▸ **Set exercise**: Count how many lines contain "time" and reply with that number only.

▸ **Extracted material**:
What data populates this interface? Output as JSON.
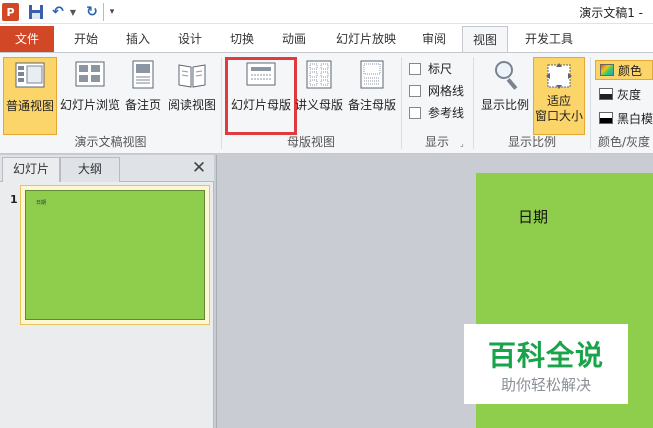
{
  "title_bar": {
    "app_icon": "P",
    "document_title": "演示文稿1 -",
    "icons": [
      "powerpoint-icon",
      "save-icon",
      "undo-icon",
      "redo-icon",
      "customize-icon"
    ]
  },
  "tabs": [
    {
      "label": "文件",
      "type": "file"
    },
    {
      "label": "开始"
    },
    {
      "label": "插入"
    },
    {
      "label": "设计"
    },
    {
      "label": "切换"
    },
    {
      "label": "动画"
    },
    {
      "label": "幻灯片放映"
    },
    {
      "label": "审阅"
    },
    {
      "label": "视图",
      "active": true
    },
    {
      "label": "开发工具"
    }
  ],
  "ribbon": {
    "groups": {
      "presentation_views": {
        "label": "演示文稿视图",
        "buttons": [
          "普通视图",
          "幻灯片浏览",
          "备注页",
          "阅读视图"
        ]
      },
      "master_views": {
        "label": "母版视图",
        "buttons": [
          "幻灯片母版",
          "讲义母版",
          "备注母版"
        ]
      },
      "show": {
        "label": "显示",
        "checkboxes": [
          "标尺",
          "网格线",
          "参考线"
        ]
      },
      "zoom": {
        "label": "显示比例",
        "buttons": [
          "显示比例",
          "适应",
          "窗口大小"
        ]
      },
      "color": {
        "label": "颜色/灰度",
        "items": [
          "颜色",
          "灰度",
          "黑白模式"
        ]
      }
    }
  },
  "left_panel": {
    "tabs": [
      "幻灯片",
      "大纲"
    ],
    "slide_number": "1",
    "thumb_text": "日期",
    "close_glyph": "✕"
  },
  "slide": {
    "text": "日期",
    "background": "#8fce4d"
  },
  "watermark": {
    "title": "百科全说",
    "subtitle": "助你轻松解决"
  },
  "colors": {
    "file_tab": "#d24726",
    "selected": "#fbd46a",
    "highlight": "#e0393e",
    "slide_green": "#8fce4d"
  }
}
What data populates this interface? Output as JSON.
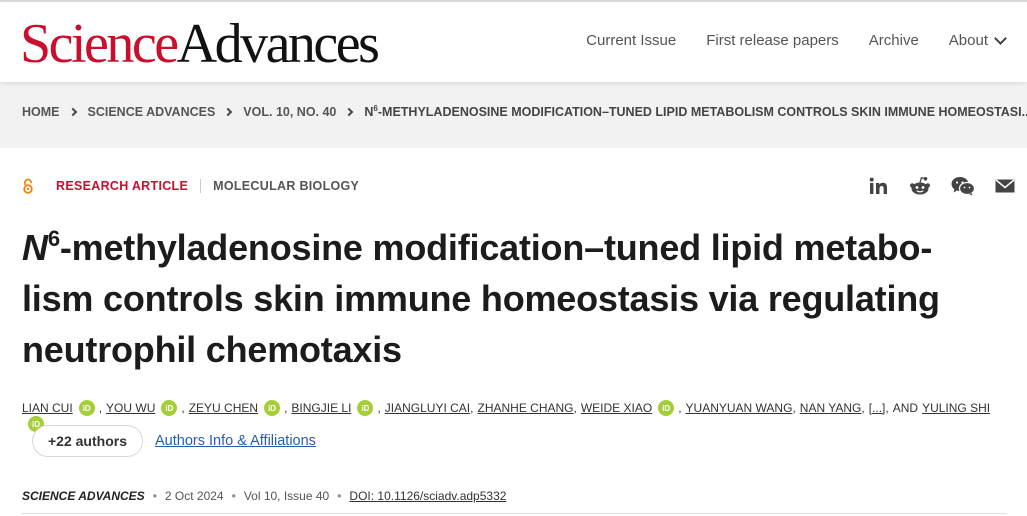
{
  "header": {
    "logo_science": "Science",
    "logo_advances": "Advances",
    "nav": [
      "Current Issue",
      "First release papers",
      "Archive",
      "About"
    ]
  },
  "breadcrumb": [
    "HOME",
    "SCIENCE ADVANCES",
    "VOL. 10, NO. 40"
  ],
  "breadcrumb_last": {
    "prefix": "N",
    "sup": "6",
    "rest": "-METHYLADENOSINE MODIFICATION–TUNED LIPID METABOLISM CONTROLS SKIN IMMUNE HOMEOSTASI..."
  },
  "article_meta": {
    "type": "RESEARCH ARTICLE",
    "subject": "MOLECULAR BIOLOGY"
  },
  "share_icons": [
    "linkedin-icon",
    "reddit-icon",
    "wechat-icon",
    "email-icon"
  ],
  "title": {
    "italic": "N",
    "sup": "6",
    "line1_rest": "-methyladenosine modification–tuned lipid metabo-",
    "line2": "lism controls skin immune homeostasis via regulating",
    "line3": "neutrophil chemotaxis"
  },
  "authors": {
    "names": [
      "LIAN CUI",
      "YOU WU",
      "ZEYU CHEN",
      "BINGJIE LI",
      "JIANGLUYI CAI",
      "ZHANHE CHANG",
      "WEIDE XIAO",
      "YUANYUAN WANG",
      "NAN YANG",
      "YULING SHI"
    ],
    "ellipsis": "[...]",
    "and": "AND",
    "orcid_label": "iD",
    "more_button": "+22 authors",
    "affiliations_link": "Authors Info & Affiliations"
  },
  "publication": {
    "journal": "SCIENCE ADVANCES",
    "date": "2 Oct 2024",
    "volume": "Vol 10, Issue 40",
    "doi": "DOI: 10.1126/sciadv.adp5332"
  },
  "colors": {
    "brand_red": "#c8102e",
    "orcid_green": "#a6ce39",
    "link_blue": "#2a5db0",
    "open_access_orange": "#f68212"
  }
}
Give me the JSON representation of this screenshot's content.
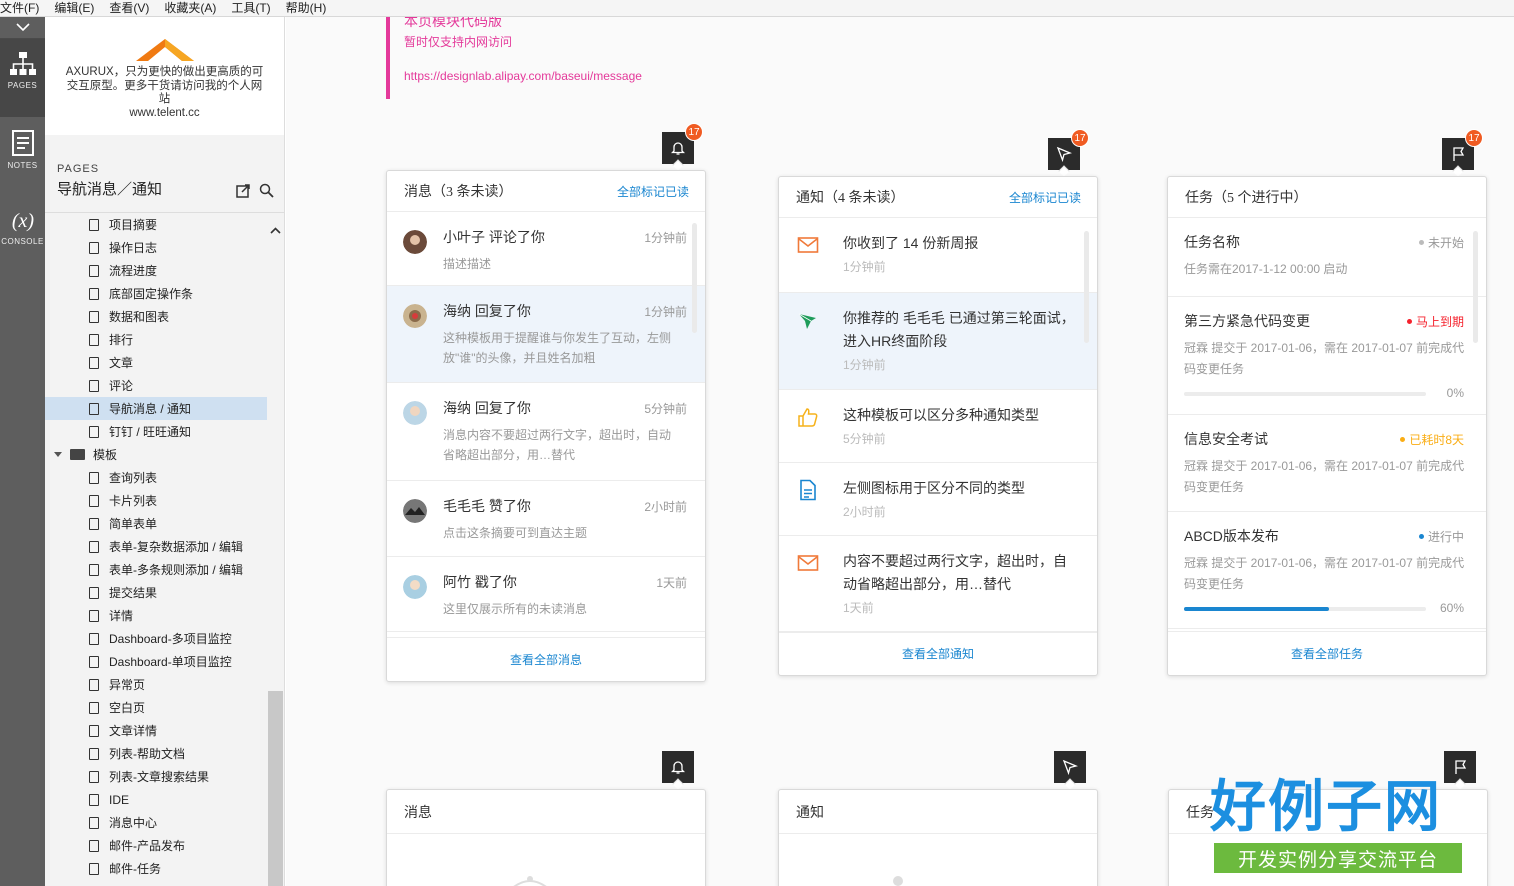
{
  "menubar": {
    "items": [
      "文件(F)",
      "编辑(E)",
      "查看(V)",
      "收藏夹(A)",
      "工具(T)",
      "帮助(H)"
    ]
  },
  "tools": {
    "pages": "PAGES",
    "notes": "NOTES",
    "console": "CONSOLE"
  },
  "brand": {
    "desc": "AXURUX，只为更快的做出更高质的可交互原型。更多干货请访问我的个人网站",
    "site": "www.telent.cc"
  },
  "pages": {
    "label": "PAGES",
    "title": "导航消息／通知"
  },
  "tree": {
    "items": [
      "项目摘要",
      "操作日志",
      "流程进度",
      "底部固定操作条",
      "数据和图表",
      "排行",
      "文章",
      "评论",
      "导航消息 / 通知",
      "钉钉 / 旺旺通知"
    ],
    "folder": "模板",
    "items2": [
      "查询列表",
      "卡片列表",
      "简单表单",
      "表单-复杂数据添加 / 编辑",
      "表单-多条规则添加 / 编辑",
      "提交结果",
      "详情",
      "Dashboard-多项目监控",
      "Dashboard-单项目监控",
      "异常页",
      "空白页",
      "文章详情",
      "列表-帮助文档",
      "列表-文章搜索结果",
      "IDE",
      "消息中心",
      "邮件-产品发布",
      "邮件-任务"
    ]
  },
  "note": {
    "t1": "本页模块代码版",
    "t2": "暂时仅支持内网访问",
    "t3": "https://designlab.alipay.com/baseui/message"
  },
  "badge": "17",
  "messages": {
    "title": "消息（3 条未读）",
    "action": "全部标记已读",
    "footer": "查看全部消息",
    "items": [
      {
        "name": "小叶子 评论了你",
        "time": "1分钟前",
        "desc": "描述描述"
      },
      {
        "name": "海纳 回复了你",
        "time": "1分钟前",
        "desc": "这种模板用于提醒谁与你发生了互动，左侧放\"谁\"的头像，并且姓名加粗"
      },
      {
        "name": "海纳 回复了你",
        "time": "5分钟前",
        "desc": "消息内容不要超过两行文字，超出时，自动省略超出部分，用…替代"
      },
      {
        "name": "毛毛毛 赞了你",
        "time": "2小时前",
        "desc": "点击这条摘要可到直达主题"
      },
      {
        "name": "阿竹 戳了你",
        "time": "1天前",
        "desc": "这里仅展示所有的未读消息"
      }
    ]
  },
  "notices": {
    "title": "通知（4 条未读）",
    "action": "全部标记已读",
    "footer": "查看全部通知",
    "items": [
      {
        "text": "你收到了 14 份新周报",
        "time": "1分钟前"
      },
      {
        "text": "你推荐的 毛毛毛 已通过第三轮面试，进入HR终面阶段",
        "time": "1分钟前"
      },
      {
        "text": "这种模板可以区分多种通知类型",
        "time": "5分钟前"
      },
      {
        "text": "左侧图标用于区分不同的类型",
        "time": "2小时前"
      },
      {
        "text": "内容不要超过两行文字，超出时，自动省略超出部分，用…替代",
        "time": "1天前"
      }
    ]
  },
  "tasks": {
    "title": "任务（5 个进行中）",
    "footer": "查看全部任务",
    "items": [
      {
        "name": "任务名称",
        "status": "未开始",
        "status_color": "#bbbbbb",
        "desc": "任务需在2017-1-12 00:00 启动"
      },
      {
        "name": "第三方紧急代码变更",
        "status": "马上到期",
        "status_color": "#f5222d",
        "desc": "冠霖 提交于 2017-01-06，需在 2017-01-07 前完成代码变更任务",
        "progress": "0%",
        "progress_value": 0
      },
      {
        "name": "信息安全考试",
        "status": "已耗时8天",
        "status_color": "#faad14",
        "desc": "冠霖 提交于 2017-01-06，需在 2017-01-07 前完成代码变更任务"
      },
      {
        "name": "ABCD版本发布",
        "status": "进行中",
        "status_color": "#1a86d0",
        "desc": "冠霖 提交于 2017-01-06，需在 2017-01-07 前完成代码变更任务",
        "progress": "60%",
        "progress_value": 0.6
      }
    ]
  },
  "empty_cards": {
    "messages": "消息",
    "notices": "通知",
    "tasks": "任务"
  },
  "watermark": {
    "w1": "好例子网",
    "w2": "开发实例分享交流平台"
  },
  "colors": {
    "accent": "#1a86d0",
    "badge": "#f05b22",
    "note": "#e4399a"
  }
}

▸ **Full output**: 10